Print the entries that appear below, exactly as written and without their pictures.
## Start Data
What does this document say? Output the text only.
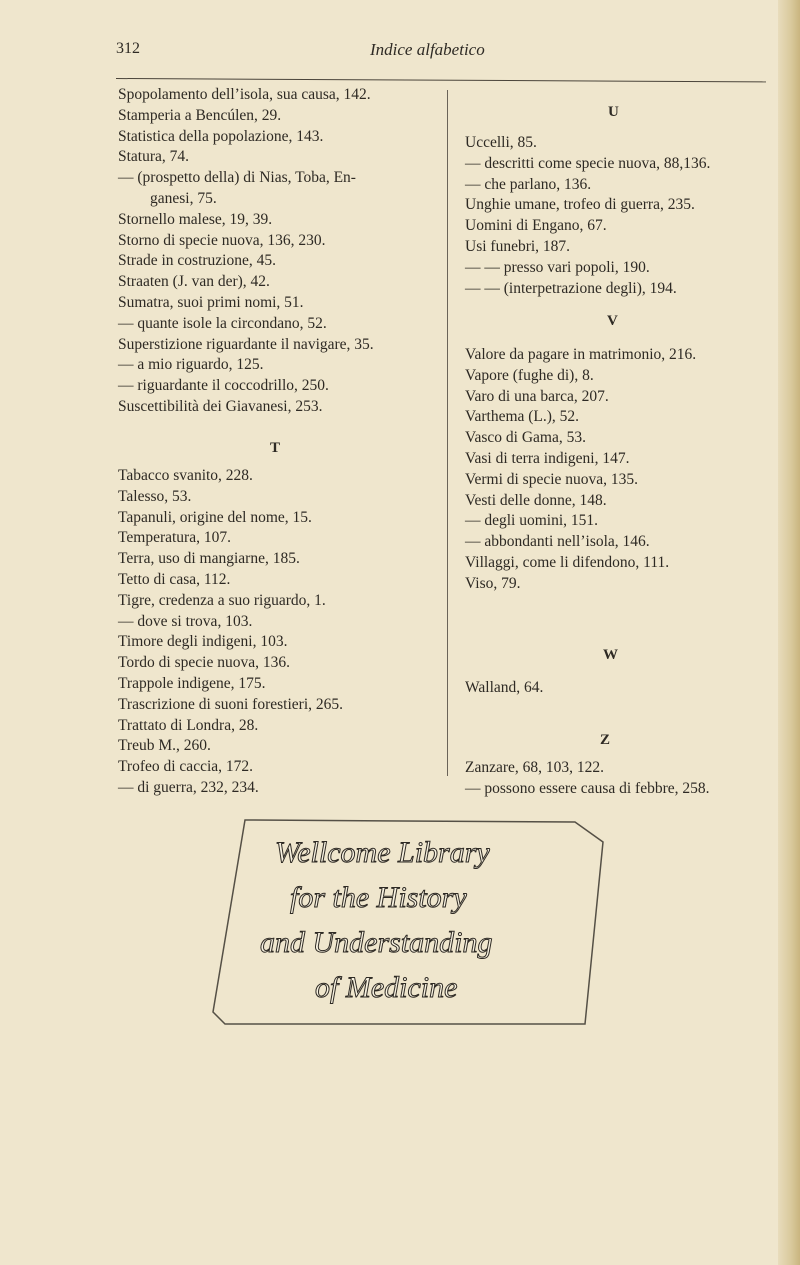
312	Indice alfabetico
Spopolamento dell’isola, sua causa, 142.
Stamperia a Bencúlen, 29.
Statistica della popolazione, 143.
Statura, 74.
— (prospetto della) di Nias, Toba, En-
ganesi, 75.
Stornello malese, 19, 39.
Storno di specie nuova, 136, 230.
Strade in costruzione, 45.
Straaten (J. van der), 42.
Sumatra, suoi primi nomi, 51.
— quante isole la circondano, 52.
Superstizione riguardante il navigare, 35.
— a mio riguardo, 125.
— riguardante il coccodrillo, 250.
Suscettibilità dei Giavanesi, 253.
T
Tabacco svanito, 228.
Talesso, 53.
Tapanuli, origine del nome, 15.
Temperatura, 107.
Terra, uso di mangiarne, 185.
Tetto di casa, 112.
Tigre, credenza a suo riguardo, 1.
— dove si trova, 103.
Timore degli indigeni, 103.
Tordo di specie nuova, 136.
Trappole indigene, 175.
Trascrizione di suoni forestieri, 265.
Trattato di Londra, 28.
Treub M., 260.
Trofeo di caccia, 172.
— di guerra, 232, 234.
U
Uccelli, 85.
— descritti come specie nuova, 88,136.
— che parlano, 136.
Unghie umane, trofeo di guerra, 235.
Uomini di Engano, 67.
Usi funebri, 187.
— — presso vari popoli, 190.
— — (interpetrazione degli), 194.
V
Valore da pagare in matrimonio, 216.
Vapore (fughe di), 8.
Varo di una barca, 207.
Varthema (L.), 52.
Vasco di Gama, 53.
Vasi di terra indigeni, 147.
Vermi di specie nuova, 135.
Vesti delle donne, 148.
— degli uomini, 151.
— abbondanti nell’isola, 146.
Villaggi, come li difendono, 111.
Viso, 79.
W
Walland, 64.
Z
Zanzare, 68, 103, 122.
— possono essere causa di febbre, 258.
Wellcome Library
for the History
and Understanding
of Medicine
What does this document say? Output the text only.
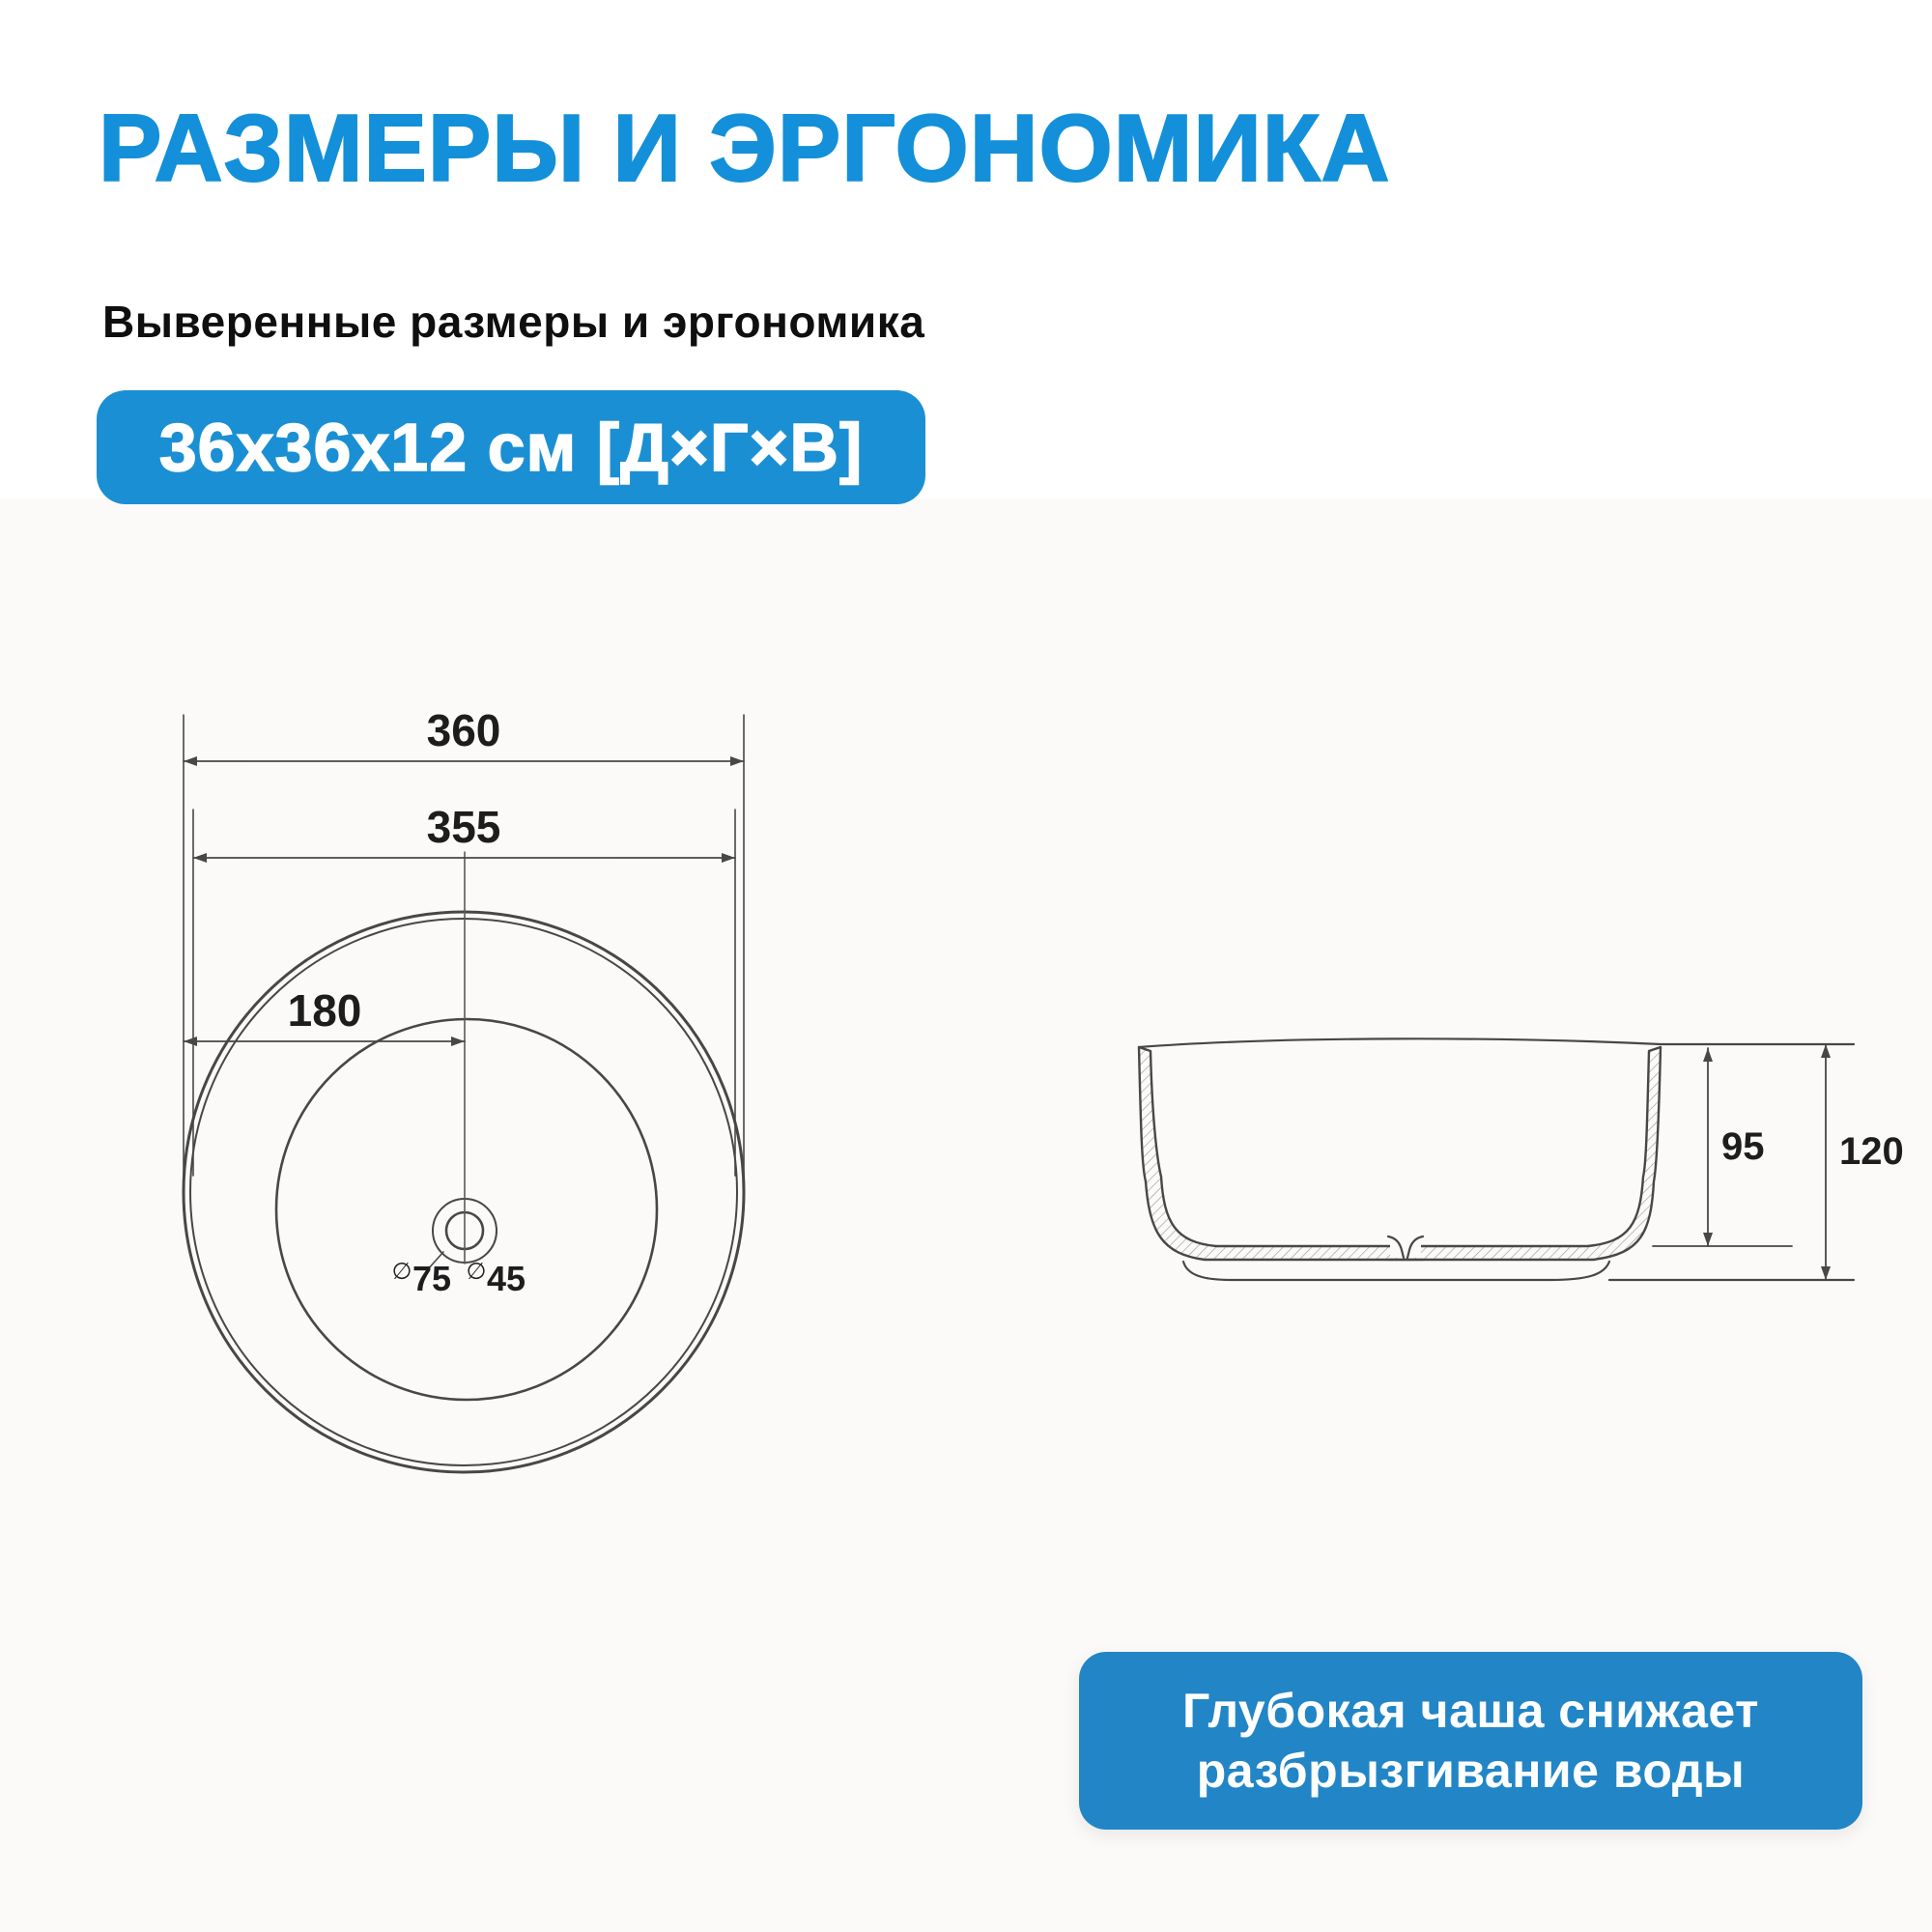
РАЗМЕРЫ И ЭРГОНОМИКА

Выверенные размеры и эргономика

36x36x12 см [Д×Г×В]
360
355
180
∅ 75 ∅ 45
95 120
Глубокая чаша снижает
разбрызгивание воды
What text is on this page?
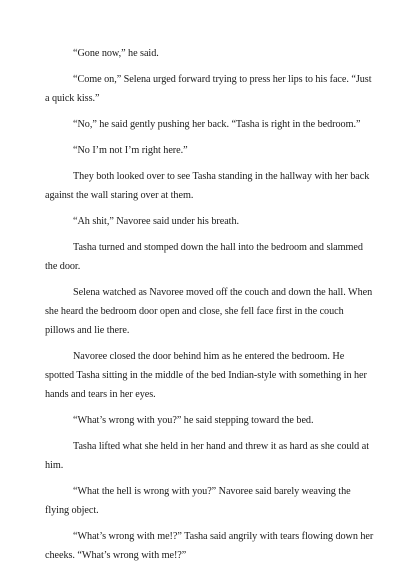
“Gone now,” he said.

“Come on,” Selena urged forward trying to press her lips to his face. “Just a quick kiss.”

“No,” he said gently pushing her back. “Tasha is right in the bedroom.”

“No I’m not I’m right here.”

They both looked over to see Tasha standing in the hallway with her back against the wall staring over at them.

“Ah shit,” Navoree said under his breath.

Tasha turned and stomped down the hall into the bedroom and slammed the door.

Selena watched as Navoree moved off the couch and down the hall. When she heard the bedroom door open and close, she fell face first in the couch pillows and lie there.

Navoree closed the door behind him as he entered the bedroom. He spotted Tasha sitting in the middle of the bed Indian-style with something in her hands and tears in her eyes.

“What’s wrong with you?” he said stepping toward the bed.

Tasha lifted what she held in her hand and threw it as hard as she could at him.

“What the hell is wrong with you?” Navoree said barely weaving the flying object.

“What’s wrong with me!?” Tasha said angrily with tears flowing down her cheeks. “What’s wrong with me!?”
## End Data
• **Written solution**:
What does this document say? Output the text only.
312	Indice alfabetico
Spopolamento dell’isola, sua causa, 142.
Stamperia a Bencúlen, 29.
Statistica della popolazione, 143.
Statura, 74.
— (prospetto della) di Nias, Toba, En-
ganesi, 75.
Stornello malese, 19, 39.
Storno di specie nuova, 136, 230.
Strade in costruzione, 45.
Straaten (J. van der), 42.
Sumatra, suoi primi nomi, 51.
— quante isole la circondano, 52.
Superstizione riguardante il navigare, 35.
— a mio riguardo, 125.
— riguardante il coccodrillo, 250.
Suscettibilità dei Giavanesi, 253.
T
Tabacco svanito, 228.
Talesso, 53.
Tapanuli, origine del nome, 15.
Temperatura, 107.
Terra, uso di mangiarne, 185.
Tetto di casa, 112.
Tigre, credenza a suo riguardo, 1.
— dove si trova, 103.
Timore degli indigeni, 103.
Tordo di specie nuova, 136.
Trappole indigene, 175.
Trascrizione di suoni forestieri, 265.
Trattato di Londra, 28.
Treub M., 260.
Trofeo di caccia, 172.
— di guerra, 232, 234.
U
Uccelli, 85.
— descritti come specie nuova, 88,136.
— che parlano, 136.
Unghie umane, trofeo di guerra, 235.
Uomini di Engano, 67.
Usi funebri, 187.
— — presso vari popoli, 190.
— — (interpetrazione degli), 194.
V
Valore da pagare in matrimonio, 216.
Vapore (fughe di), 8.
Varo di una barca, 207.
Varthema (L.), 52.
Vasco di Gama, 53.
Vasi di terra indigeni, 147.
Vermi di specie nuova, 135.
Vesti delle donne, 148.
— degli uomini, 151.
— abbondanti nell’isola, 146.
Villaggi, come li difendono, 111.
Viso, 79.
W
Walland, 64.
Z
Zanzare, 68, 103, 122.
— possono essere causa di febbre, 258.
Wellcome Library
for the History
and Understanding
of Medicine
What does this document say? Output the text only.
РАЗМЕРЫ И ЭРГОНОМИКА

Выверенные размеры и эргономика

36x36x12 см [Д×Г×В]
360
355
180
∅ 75 ∅ 45
95 120
Глубокая чаша снижает
разбрызгивание воды
What text is on this page?
“Gone now,” he said.

“Come on,” Selena urged forward trying to press her lips to his face. “Just a quick kiss.”

“No,” he said gently pushing her back. “Tasha is right in the bedroom.”

“No I’m not I’m right here.”

They both looked over to see Tasha standing in the hallway with her back against the wall staring over at them.

“Ah shit,” Navoree said under his breath.

Tasha turned and stomped down the hall into the bedroom and slammed the door.

Selena watched as Navoree moved off the couch and down the hall. When she heard the bedroom door open and close, she fell face first in the couch pillows and lie there.

Navoree closed the door behind him as he entered the bedroom. He spotted Tasha sitting in the middle of the bed Indian-style with something in her hands and tears in her eyes.

“What’s wrong with you?” he said stepping toward the bed.

Tasha lifted what she held in her hand and threw it as hard as she could at him.

“What the hell is wrong with you?” Navoree said barely weaving the flying object.

“What’s wrong with me!?” Tasha said angrily with tears flowing down her cheeks. “What’s wrong with me!?”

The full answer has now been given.